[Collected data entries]
'''

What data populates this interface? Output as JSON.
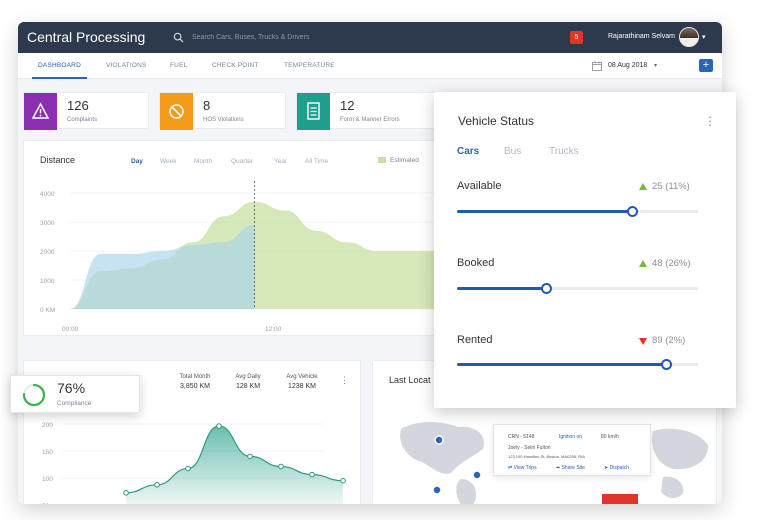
{
  "app": {
    "title": "Central Processing",
    "search_placeholder": "Search Cars, Buses, Trucks & Drivers",
    "notification_count": "5",
    "user_name": "Rajarathinam Selvam"
  },
  "tabs": [
    "DASHBOARD",
    "VIOLATIONS",
    "FUEL",
    "CHECK POINT",
    "TEMPERATURE"
  ],
  "active_tab": "DASHBOARD",
  "date": "08 Aug 2018",
  "add_label": "+",
  "kpis": [
    {
      "value": "126",
      "label": "Complaints",
      "color": "#8a2fb0"
    },
    {
      "value": "8",
      "label": "HOS Violations",
      "color": "#f59b19"
    },
    {
      "value": "12",
      "label": "Form & Manner Errors",
      "color": "#1f9e8e"
    }
  ],
  "distance_chart": {
    "title": "Distance",
    "ranges": [
      "Day",
      "Week",
      "Month",
      "Quarter",
      "Year",
      "All Time"
    ],
    "active_range": "Day",
    "legend": "Estimated",
    "y_ticks": [
      "4000",
      "3000",
      "2000",
      "1000",
      "0 KM"
    ],
    "x_ticks": [
      "00:00",
      "12:00"
    ]
  },
  "chart_data": {
    "type": "area",
    "x": [
      0,
      2,
      4,
      6,
      8,
      10,
      12,
      14,
      16,
      18,
      20,
      22,
      24
    ],
    "series": [
      {
        "values": [
          0,
          1300,
          1400,
          1700,
          2300,
          3200,
          3700,
          3400,
          2700,
          2300,
          2000,
          2000,
          2000
        ]
      },
      {
        "values": [
          0,
          1900,
          1900,
          2000,
          2200,
          2300,
          2900
        ]
      }
    ],
    "ylim": [
      0,
      4000
    ]
  },
  "stats": [
    {
      "label": "Total Month",
      "value": "3,850 KM"
    },
    {
      "label": "Avg Daily",
      "value": "128 KM"
    },
    {
      "label": "Avg Vehicle",
      "value": "1238 KM"
    }
  ],
  "compliance_chart": {
    "y_ticks": [
      "200",
      "150",
      "100",
      "50"
    ]
  },
  "map": {
    "title": "Last Locat",
    "popup": {
      "id": "CRN - 5148",
      "status": "Ignition on",
      "speed": "80 km/h",
      "driver": "Joely - Selin Fulton",
      "address": "123 100 Hamilton St, Boston, MA0295, RIA",
      "view_trips": "View Trips",
      "share_site": "Share Site",
      "dispatch": "Dispatch"
    }
  },
  "compliance_card": {
    "value": "76%",
    "label": "Compliance",
    "fraction": 0.76
  },
  "vehicle_status": {
    "title": "Vehicle Status",
    "tabs": [
      "Cars",
      "Bus",
      "Trucks"
    ],
    "active_tab": "Cars",
    "items": [
      {
        "label": "Available",
        "value": "25 (11%)",
        "trend": "up",
        "level": 0.73
      },
      {
        "label": "Booked",
        "value": "48 (26%)",
        "trend": "up",
        "level": 0.37
      },
      {
        "label": "Rented",
        "value": "89 (2%)",
        "trend": "down",
        "level": 0.87
      }
    ]
  }
}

'''

§ Objective: Copy every line above word for word and exclude the pictures.

§ Result:
What data populates this interface? Output as JSON.
{
  "app": {
    "title": "Central Processing",
    "search_placeholder": "Search Cars, Buses, Trucks & Drivers",
    "notification_count": "5",
    "user_name": "Rajarathinam Selvam"
  },
  "tabs": [
    "DASHBOARD",
    "VIOLATIONS",
    "FUEL",
    "CHECK POINT",
    "TEMPERATURE"
  ],
  "active_tab": "DASHBOARD",
  "date": "08 Aug 2018",
  "add_label": "+",
  "kpis": [
    {
      "value": "126",
      "label": "Complaints",
      "color": "#8a2fb0"
    },
    {
      "value": "8",
      "label": "HOS Violations",
      "color": "#f59b19"
    },
    {
      "value": "12",
      "label": "Form & Manner Errors",
      "color": "#1f9e8e"
    }
  ],
  "distance_chart": {
    "title": "Distance",
    "ranges": [
      "Day",
      "Week",
      "Month",
      "Quarter",
      "Year",
      "All Time"
    ],
    "active_range": "Day",
    "legend": "Estimated",
    "y_ticks": [
      "4000",
      "3000",
      "2000",
      "1000",
      "0 KM"
    ],
    "x_ticks": [
      "00:00",
      "12:00"
    ]
  },
  "chart_data": {
    "type": "area",
    "x": [
      0,
      2,
      4,
      6,
      8,
      10,
      12,
      14,
      16,
      18,
      20,
      22,
      24
    ],
    "series": [
      {
        "values": [
          0,
          1300,
          1400,
          1700,
          2300,
          3200,
          3700,
          3400,
          2700,
          2300,
          2000,
          2000,
          2000
        ]
      },
      {
        "values": [
          0,
          1900,
          1900,
          2000,
          2200,
          2300,
          2900
        ]
      }
    ],
    "ylim": [
      0,
      4000
    ]
  },
  "stats": [
    {
      "label": "Total Month",
      "value": "3,850 KM"
    },
    {
      "label": "Avg Daily",
      "value": "128 KM"
    },
    {
      "label": "Avg Vehicle",
      "value": "1238 KM"
    }
  ],
  "compliance_chart": {
    "y_ticks": [
      "200",
      "150",
      "100",
      "50"
    ]
  },
  "map": {
    "title": "Last Locat",
    "popup": {
      "id": "CRN - 5148",
      "status": "Ignition on",
      "speed": "80 km/h",
      "driver": "Joely - Selin Fulton",
      "address": "123 100 Hamilton St, Boston, MA0295, RIA",
      "view_trips": "View Trips",
      "share_site": "Share Site",
      "dispatch": "Dispatch"
    }
  },
  "compliance_card": {
    "value": "76%",
    "label": "Compliance",
    "fraction": 0.76
  },
  "vehicle_status": {
    "title": "Vehicle Status",
    "tabs": [
      "Cars",
      "Bus",
      "Trucks"
    ],
    "active_tab": "Cars",
    "items": [
      {
        "label": "Available",
        "value": "25 (11%)",
        "trend": "up",
        "level": 0.73
      },
      {
        "label": "Booked",
        "value": "48 (26%)",
        "trend": "up",
        "level": 0.37
      },
      {
        "label": "Rented",
        "value": "89 (2%)",
        "trend": "down",
        "level": 0.87
      }
    ]
  }
}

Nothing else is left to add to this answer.